_Work to be completed_. Leave out the pictures and transcribe the rest of the records exactly.

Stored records

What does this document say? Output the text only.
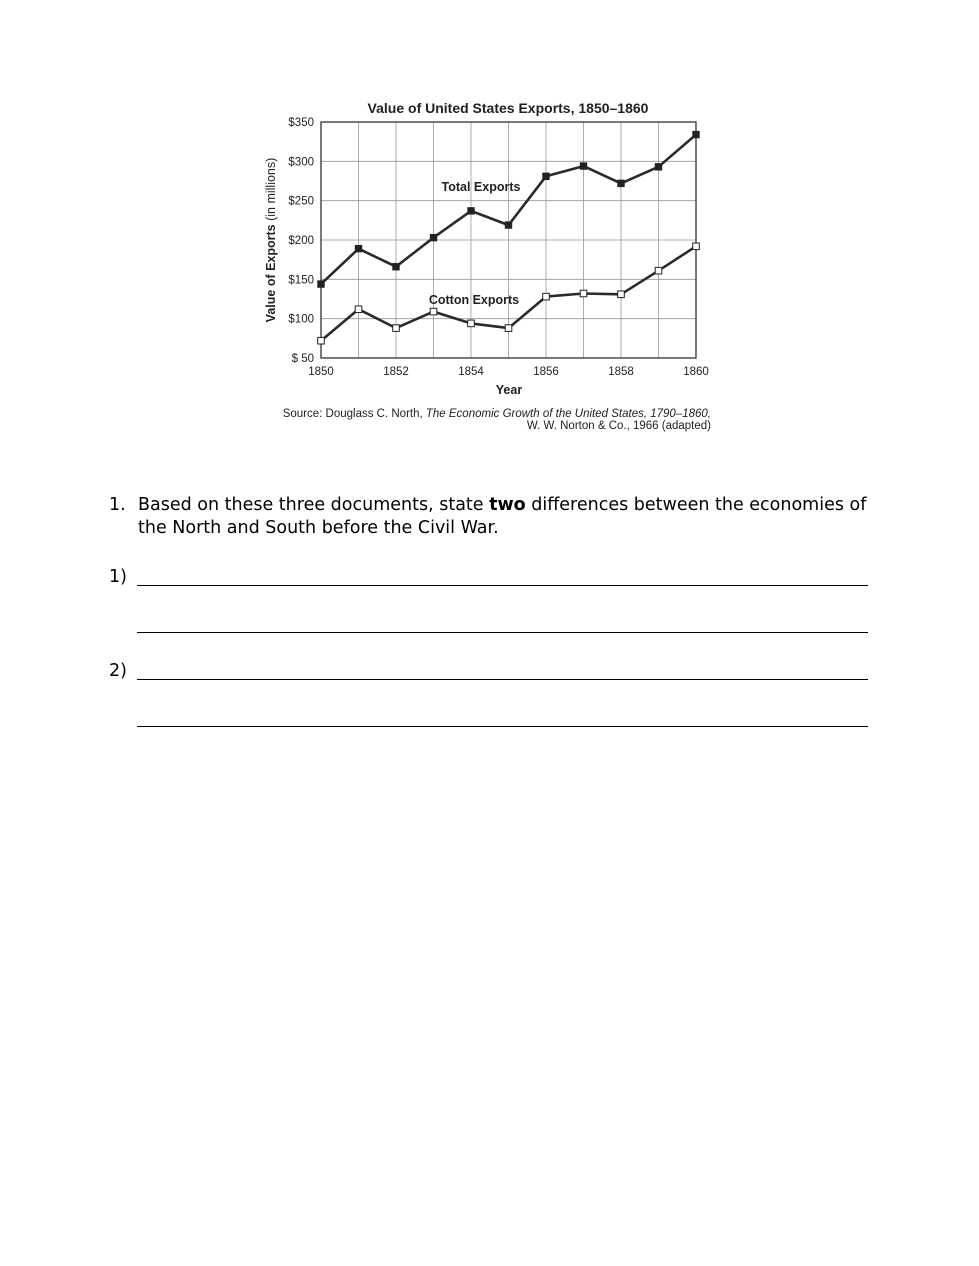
Value of United States Exports, 1850–1860
$350
$300
$250
$200
$150
$100
$ 50
1850	1852	1854	1856	1858	1860
Value of Exports (in millions)
Year
Total Exports
Cotton Exports
Source: Douglass C. North, The Economic Growth of the United States, 1790–1860,
W. W. Norton & Co., 1966 (adapted)
1. Based on these three documents, state two differences between the economies of the North and South before the Civil War.
1)
2)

_Solution_.
What does this document say? Output the text only.
Value of United States Exports, 1850–1860
$350
$300
$250
$200
$150
$100
$ 50
1850	1852	1854	1856	1858	1860
Value of Exports (in millions)
Year
Total Exports
Cotton Exports
Source: Douglass C. North, The Economic Growth of the United States, 1790–1860,
W. W. Norton & Co., 1966 (adapted)
1. Based on these three documents, state two differences between the economies of the North and South before the Civil War.
1)
2)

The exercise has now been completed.